» DIRECTIVE
Answer these questions from the festival review, one to a line.
1. Where was the live recording of the band's show made?
2. Which two performances did the reviewer give up on seeing because of the Auditori queues?
3. Which song did Portishead finish with at the Auditori?

» READING TEXT
━━━━━━━━
OK so I went off them when they took the honourable Touch and Go to court, but there was no chance of me passing up the opportunity to see the original Buttholes line-up play again for the first time since the 80s. Being joined by ‘the kids from the School of Rock ‘ lent an air of parody to it all, but they played their best songs, Gibby the megaphone-toting headmaster directing proceedings from behind the amazing Gibbytronix, and fuck it if Paul Leary ain’t one of the best goddamn guitarists I’ve had the pleasure of hearing (and now witnessing).

A live recording of their show at the Forum in London a couple of weeks later is available for purchase here.



After a day of parks, Catalan cuisine and modern art, it’s time to bring the noise with a night-long stretch at the ATP stage, interspersed only with a quick look at Devo ‘s entertaining middle-aged-men-in-short-pants schtick and a scuttle past Cat Power’s lacklustre blues. The intention had been to also catch some shows in the Auditori venue, but its limited seating capacity meant hour-long queues just to get a ticket for the right to then join another snaking queue for the performance itself. With too many bands to see and too expansive of a city to explore to waste time standing in line, I had to give up on seeing Bill Callahan and Portishead’s second performance of the festival. The concert hall acoustics would’ve no doubt allowed Beth Gibbons’s voice to take on more of a ghostly hue, and on finishing with “We Carry On” the band invited the audience up onto the Auditori stage, so it was surely a special show and a shame to have missed it.
━━━━━━━━
» LISTED RECORDS
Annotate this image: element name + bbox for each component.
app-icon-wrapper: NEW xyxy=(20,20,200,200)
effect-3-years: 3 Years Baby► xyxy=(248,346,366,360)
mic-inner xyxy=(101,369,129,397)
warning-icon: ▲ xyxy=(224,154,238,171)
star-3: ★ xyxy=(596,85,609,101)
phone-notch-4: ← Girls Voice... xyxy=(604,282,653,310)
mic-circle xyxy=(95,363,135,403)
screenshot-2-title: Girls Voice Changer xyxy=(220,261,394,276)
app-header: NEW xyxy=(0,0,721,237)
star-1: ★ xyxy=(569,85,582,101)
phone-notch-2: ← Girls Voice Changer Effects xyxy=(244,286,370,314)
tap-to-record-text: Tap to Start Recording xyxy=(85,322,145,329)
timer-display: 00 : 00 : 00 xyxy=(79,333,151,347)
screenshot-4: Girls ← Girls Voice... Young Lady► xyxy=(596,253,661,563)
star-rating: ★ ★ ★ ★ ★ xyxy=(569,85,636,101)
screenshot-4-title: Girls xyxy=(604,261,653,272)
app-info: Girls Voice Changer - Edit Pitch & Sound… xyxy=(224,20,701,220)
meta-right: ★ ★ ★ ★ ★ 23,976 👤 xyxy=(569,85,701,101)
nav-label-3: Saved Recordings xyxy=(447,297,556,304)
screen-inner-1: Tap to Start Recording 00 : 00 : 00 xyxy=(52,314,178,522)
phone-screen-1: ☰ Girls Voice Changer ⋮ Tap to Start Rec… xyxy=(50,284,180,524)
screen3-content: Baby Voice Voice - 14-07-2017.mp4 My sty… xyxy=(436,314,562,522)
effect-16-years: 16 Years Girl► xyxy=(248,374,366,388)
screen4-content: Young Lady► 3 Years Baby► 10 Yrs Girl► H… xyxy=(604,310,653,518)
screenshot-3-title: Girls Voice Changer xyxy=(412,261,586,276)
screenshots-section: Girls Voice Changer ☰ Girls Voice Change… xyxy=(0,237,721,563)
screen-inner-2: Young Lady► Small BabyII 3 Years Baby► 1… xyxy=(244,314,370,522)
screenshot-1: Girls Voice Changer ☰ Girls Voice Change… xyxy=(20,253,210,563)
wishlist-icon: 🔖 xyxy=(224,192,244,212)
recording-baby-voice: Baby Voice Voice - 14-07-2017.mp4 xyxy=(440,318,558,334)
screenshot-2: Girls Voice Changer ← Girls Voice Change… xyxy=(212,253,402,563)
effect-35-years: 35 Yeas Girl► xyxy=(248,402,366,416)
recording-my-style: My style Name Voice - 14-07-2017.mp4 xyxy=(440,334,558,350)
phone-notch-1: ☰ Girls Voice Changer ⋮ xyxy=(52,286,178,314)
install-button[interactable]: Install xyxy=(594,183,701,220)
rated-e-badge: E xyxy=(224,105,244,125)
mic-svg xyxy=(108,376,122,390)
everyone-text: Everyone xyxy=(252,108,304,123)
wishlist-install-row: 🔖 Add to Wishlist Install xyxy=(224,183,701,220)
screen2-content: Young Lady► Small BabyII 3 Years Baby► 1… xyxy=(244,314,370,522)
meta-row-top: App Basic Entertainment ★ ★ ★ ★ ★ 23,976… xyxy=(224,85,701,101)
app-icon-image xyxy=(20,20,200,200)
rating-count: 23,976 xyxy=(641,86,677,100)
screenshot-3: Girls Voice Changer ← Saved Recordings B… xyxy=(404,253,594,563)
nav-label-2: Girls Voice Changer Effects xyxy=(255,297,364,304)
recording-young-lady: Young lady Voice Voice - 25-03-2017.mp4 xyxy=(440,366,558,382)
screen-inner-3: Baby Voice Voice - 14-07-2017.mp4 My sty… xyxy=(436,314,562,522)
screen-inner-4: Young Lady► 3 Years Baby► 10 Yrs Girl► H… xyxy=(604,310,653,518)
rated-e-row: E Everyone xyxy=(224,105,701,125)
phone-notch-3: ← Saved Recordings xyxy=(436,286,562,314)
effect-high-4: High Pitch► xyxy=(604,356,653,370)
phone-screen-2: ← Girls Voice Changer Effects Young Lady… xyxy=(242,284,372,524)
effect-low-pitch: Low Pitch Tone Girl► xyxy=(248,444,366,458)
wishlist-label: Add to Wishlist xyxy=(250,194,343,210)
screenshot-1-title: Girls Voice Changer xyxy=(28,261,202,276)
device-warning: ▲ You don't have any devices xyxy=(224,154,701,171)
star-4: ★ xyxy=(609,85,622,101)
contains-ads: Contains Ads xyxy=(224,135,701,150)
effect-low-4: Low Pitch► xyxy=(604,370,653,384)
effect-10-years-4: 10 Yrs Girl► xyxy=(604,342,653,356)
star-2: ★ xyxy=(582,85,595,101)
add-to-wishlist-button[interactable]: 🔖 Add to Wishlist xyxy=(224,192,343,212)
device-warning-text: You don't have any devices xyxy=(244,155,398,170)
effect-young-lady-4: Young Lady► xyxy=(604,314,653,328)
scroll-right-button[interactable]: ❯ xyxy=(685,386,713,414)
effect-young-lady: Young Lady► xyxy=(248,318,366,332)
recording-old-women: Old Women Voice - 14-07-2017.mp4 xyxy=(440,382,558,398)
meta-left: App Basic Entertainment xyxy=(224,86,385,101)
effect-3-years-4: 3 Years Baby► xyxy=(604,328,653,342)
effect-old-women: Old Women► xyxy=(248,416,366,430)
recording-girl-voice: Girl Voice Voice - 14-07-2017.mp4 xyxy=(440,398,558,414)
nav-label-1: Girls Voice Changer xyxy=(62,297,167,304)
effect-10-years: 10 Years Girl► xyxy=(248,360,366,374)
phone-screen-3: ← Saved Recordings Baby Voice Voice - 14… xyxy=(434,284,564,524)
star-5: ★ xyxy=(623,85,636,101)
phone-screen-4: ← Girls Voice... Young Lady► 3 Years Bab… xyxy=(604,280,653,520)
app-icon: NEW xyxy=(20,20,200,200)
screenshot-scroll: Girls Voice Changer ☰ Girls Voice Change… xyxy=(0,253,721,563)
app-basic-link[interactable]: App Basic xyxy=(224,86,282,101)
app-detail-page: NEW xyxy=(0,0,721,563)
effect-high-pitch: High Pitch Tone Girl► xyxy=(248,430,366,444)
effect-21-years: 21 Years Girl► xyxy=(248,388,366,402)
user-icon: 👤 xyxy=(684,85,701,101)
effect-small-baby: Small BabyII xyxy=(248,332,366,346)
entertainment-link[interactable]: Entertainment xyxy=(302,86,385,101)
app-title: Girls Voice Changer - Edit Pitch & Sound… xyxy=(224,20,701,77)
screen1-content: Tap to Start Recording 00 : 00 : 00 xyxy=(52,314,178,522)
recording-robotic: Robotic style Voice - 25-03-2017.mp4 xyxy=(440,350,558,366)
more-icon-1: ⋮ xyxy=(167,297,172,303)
━━━━━━━━
» TASK ANSWER
1. At the Forum in London.
2. Bill Callahan and Portishead's second performance of the festival.
3. "We Carry On".